Exercise directions: Do any lines in the data below contain "QUICK"? If so, copy every one of them.

▼

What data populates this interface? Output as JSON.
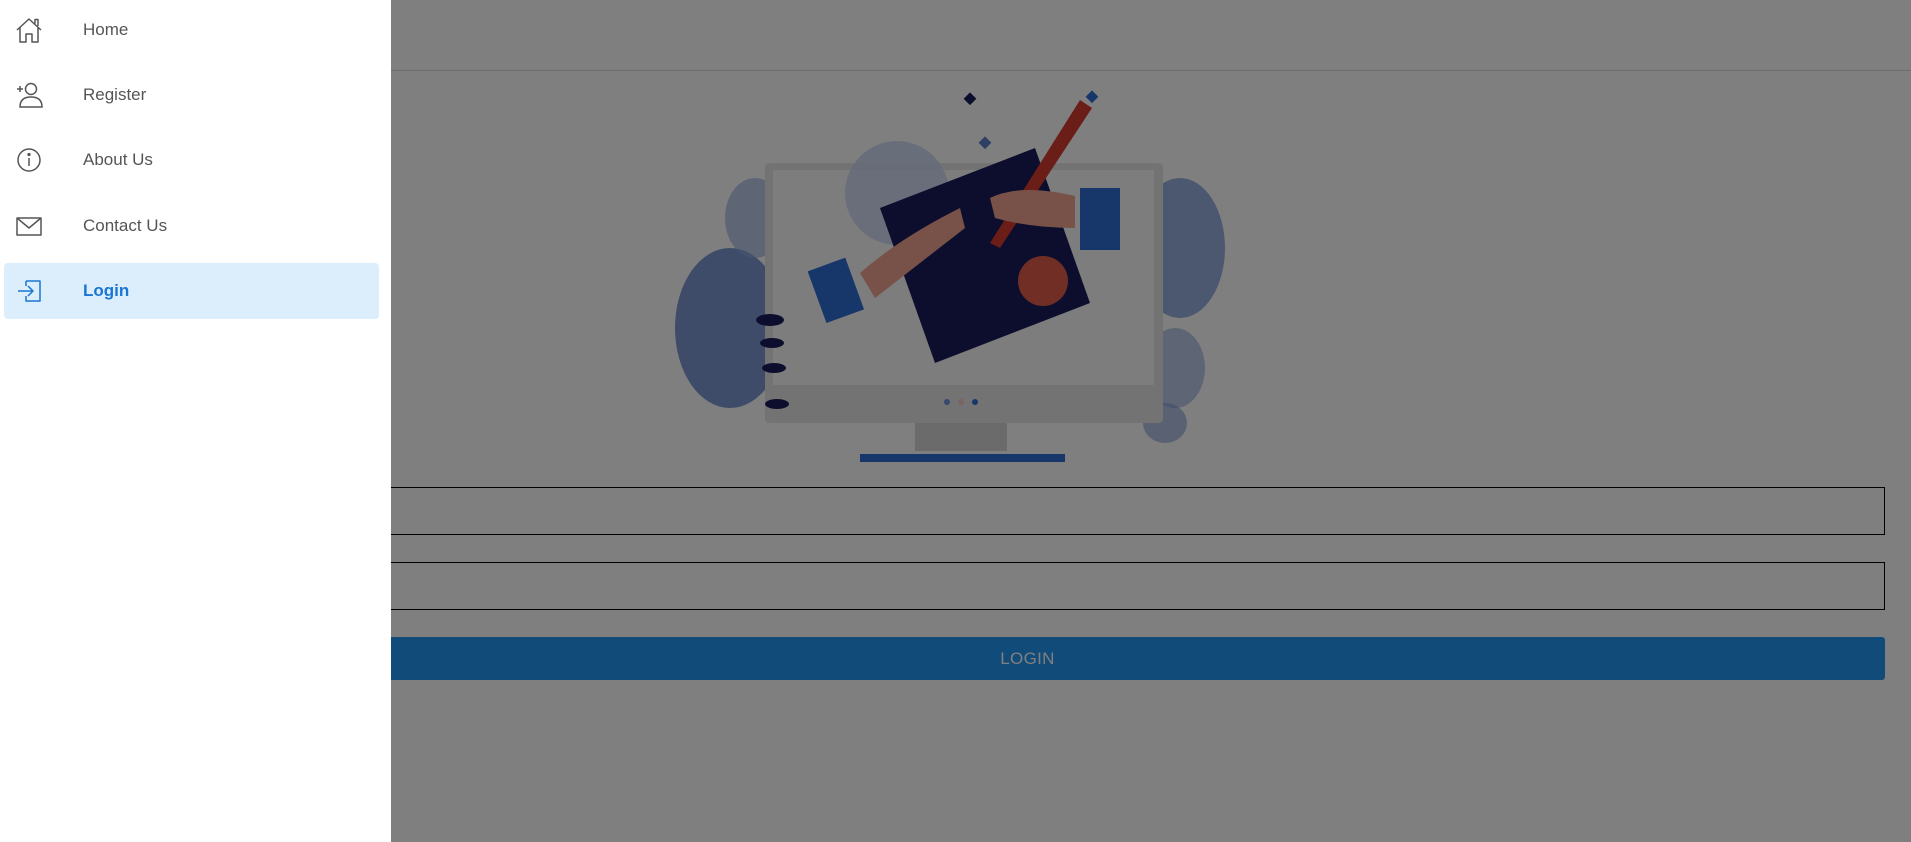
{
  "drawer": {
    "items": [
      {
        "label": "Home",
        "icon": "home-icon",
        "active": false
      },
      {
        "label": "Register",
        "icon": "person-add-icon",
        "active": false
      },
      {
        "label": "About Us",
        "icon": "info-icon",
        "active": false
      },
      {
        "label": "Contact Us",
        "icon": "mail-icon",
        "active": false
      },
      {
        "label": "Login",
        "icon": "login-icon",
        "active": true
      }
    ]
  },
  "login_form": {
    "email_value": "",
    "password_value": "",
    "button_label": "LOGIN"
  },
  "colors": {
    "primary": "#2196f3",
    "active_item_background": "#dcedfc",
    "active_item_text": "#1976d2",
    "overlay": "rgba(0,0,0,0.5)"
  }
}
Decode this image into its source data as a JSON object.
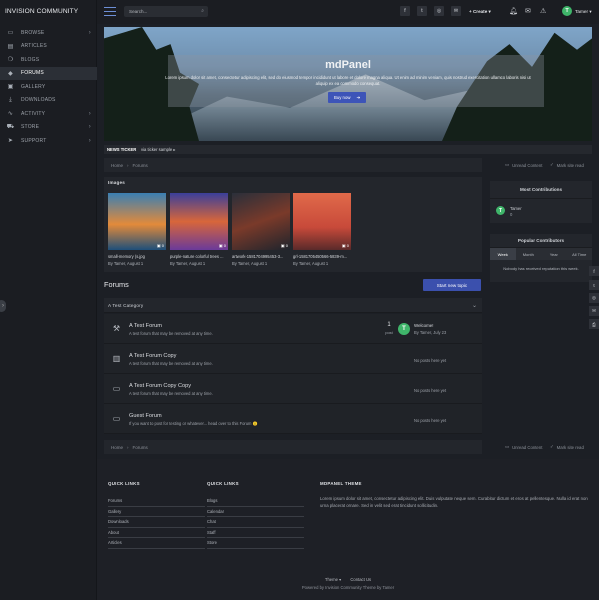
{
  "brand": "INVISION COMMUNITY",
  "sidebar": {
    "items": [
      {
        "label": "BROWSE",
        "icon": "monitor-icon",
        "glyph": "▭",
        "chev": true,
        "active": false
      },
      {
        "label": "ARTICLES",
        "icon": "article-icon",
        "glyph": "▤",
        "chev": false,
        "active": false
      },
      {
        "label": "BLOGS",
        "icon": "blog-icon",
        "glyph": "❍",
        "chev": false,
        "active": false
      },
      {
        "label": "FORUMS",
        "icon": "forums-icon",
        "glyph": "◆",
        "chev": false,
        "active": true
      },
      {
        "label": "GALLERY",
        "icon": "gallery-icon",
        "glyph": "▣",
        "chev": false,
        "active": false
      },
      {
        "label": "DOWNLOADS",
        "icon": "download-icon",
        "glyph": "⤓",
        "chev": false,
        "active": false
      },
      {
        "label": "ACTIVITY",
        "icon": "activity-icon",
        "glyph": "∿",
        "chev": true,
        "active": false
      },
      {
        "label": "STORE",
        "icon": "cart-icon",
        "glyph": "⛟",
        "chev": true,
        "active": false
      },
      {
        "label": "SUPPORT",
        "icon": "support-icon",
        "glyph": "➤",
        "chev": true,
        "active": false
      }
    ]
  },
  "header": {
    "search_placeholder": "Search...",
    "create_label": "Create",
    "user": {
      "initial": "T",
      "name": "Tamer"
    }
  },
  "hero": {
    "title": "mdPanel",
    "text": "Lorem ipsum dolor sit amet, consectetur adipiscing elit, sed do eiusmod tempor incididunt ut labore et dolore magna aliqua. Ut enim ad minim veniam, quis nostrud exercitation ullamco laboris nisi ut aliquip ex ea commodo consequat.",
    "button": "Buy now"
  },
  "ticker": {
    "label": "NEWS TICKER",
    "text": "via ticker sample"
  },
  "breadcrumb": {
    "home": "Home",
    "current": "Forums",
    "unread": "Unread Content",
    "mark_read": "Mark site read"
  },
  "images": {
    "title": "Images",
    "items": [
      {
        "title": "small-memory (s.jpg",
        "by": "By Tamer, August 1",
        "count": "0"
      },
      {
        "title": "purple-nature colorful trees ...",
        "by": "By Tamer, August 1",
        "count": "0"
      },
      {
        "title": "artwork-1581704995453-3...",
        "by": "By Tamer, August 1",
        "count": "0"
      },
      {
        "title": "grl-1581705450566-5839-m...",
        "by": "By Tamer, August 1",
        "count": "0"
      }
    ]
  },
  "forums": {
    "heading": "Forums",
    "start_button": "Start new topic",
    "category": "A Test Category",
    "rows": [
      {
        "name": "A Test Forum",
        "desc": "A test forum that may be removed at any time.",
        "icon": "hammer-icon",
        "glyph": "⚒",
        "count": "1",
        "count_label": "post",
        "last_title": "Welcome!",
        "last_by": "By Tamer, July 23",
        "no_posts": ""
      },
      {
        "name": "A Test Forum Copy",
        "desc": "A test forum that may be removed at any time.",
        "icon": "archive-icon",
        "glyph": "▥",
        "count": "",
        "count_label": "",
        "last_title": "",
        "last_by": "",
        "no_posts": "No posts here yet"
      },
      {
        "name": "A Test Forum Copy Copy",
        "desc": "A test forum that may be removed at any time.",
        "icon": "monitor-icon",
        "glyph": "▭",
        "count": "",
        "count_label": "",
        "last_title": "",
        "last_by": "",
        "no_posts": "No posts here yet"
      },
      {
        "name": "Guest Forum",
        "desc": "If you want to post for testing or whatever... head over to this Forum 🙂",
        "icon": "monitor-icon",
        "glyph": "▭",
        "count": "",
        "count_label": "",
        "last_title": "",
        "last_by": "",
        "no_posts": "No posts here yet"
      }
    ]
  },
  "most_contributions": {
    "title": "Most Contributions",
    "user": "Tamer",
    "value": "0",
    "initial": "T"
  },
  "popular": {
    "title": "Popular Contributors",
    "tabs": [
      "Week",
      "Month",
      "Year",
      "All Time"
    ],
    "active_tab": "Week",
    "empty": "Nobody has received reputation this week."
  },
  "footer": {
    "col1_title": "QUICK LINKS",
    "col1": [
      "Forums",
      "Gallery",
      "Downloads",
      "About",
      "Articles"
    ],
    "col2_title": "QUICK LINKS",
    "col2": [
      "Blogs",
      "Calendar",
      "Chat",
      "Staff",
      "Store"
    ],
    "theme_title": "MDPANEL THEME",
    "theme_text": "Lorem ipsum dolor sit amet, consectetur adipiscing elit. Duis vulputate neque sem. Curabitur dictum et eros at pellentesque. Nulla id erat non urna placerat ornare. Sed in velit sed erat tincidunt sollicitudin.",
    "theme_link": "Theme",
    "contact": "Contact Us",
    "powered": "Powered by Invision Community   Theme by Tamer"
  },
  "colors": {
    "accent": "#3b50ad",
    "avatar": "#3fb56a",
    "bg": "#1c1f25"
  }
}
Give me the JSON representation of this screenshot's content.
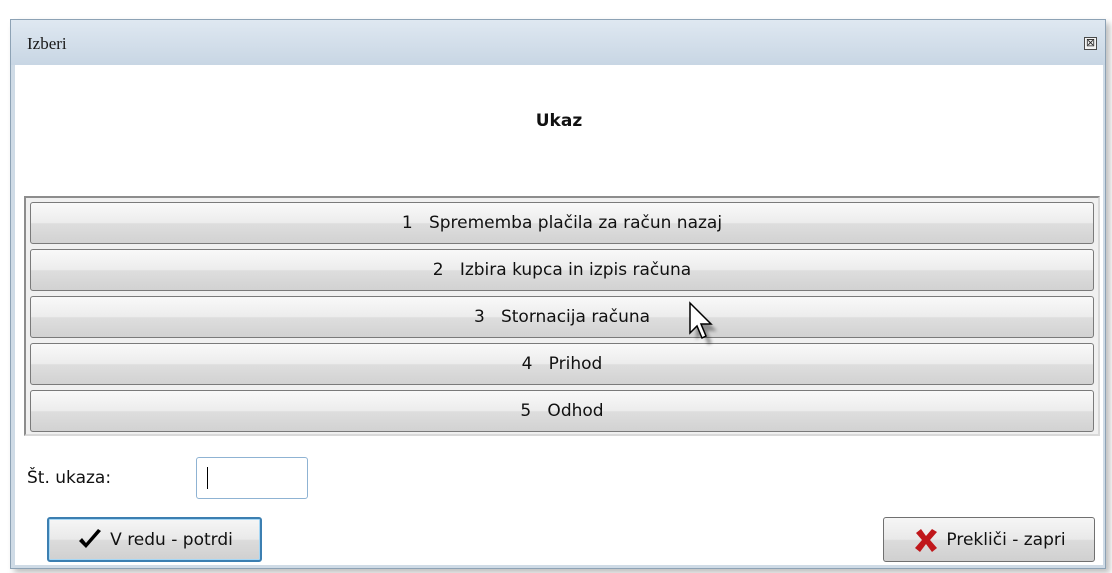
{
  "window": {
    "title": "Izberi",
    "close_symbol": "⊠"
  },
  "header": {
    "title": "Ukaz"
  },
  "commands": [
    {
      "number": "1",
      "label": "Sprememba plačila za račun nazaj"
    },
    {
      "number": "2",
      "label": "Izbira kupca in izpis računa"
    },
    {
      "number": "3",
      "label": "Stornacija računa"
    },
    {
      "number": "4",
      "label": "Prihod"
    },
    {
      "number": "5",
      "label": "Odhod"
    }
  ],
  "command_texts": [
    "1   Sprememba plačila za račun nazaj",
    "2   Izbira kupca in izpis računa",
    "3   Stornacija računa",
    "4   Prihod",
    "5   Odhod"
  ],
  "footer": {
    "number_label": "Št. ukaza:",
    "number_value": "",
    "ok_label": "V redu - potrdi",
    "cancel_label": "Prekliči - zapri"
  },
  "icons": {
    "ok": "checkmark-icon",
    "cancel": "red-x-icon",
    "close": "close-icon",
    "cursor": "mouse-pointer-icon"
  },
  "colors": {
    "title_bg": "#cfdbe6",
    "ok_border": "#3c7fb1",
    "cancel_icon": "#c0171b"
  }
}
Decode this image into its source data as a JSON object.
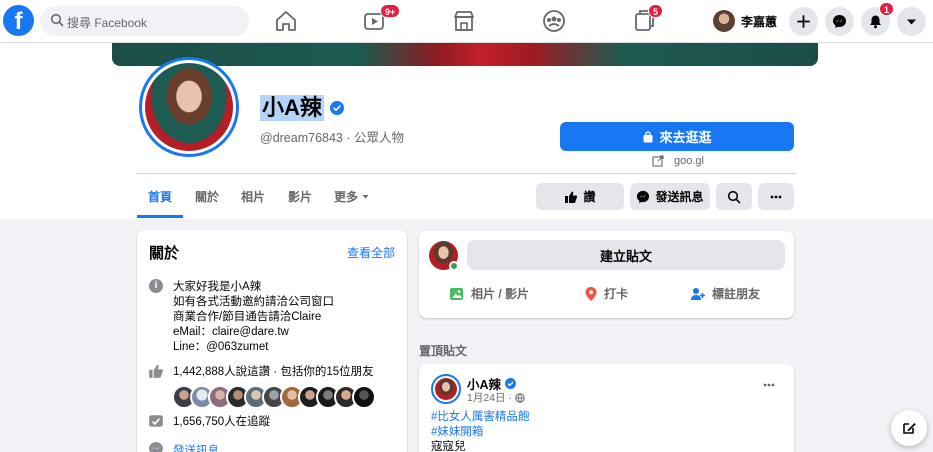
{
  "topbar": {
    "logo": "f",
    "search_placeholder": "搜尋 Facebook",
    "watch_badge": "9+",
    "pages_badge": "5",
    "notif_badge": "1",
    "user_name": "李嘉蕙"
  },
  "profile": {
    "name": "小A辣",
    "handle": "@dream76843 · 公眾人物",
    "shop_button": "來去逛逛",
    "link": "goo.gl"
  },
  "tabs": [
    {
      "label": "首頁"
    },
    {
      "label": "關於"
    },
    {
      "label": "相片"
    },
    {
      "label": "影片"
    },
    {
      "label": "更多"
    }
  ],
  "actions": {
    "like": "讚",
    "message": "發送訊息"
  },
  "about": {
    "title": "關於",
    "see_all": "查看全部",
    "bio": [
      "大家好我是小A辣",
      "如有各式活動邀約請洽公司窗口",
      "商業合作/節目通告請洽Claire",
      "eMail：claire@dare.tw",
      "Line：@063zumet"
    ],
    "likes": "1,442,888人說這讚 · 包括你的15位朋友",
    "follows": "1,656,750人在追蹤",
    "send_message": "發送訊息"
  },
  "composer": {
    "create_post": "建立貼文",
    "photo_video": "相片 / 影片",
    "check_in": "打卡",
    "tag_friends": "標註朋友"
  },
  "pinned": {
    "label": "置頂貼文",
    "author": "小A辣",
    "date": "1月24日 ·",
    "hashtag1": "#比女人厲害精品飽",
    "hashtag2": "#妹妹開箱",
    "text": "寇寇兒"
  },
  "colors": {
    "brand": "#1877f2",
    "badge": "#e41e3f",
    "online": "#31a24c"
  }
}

▲

Answer to this task:
    "col1_title": "QUICK LINKS",
    "col2_title": "QUICK LINKS",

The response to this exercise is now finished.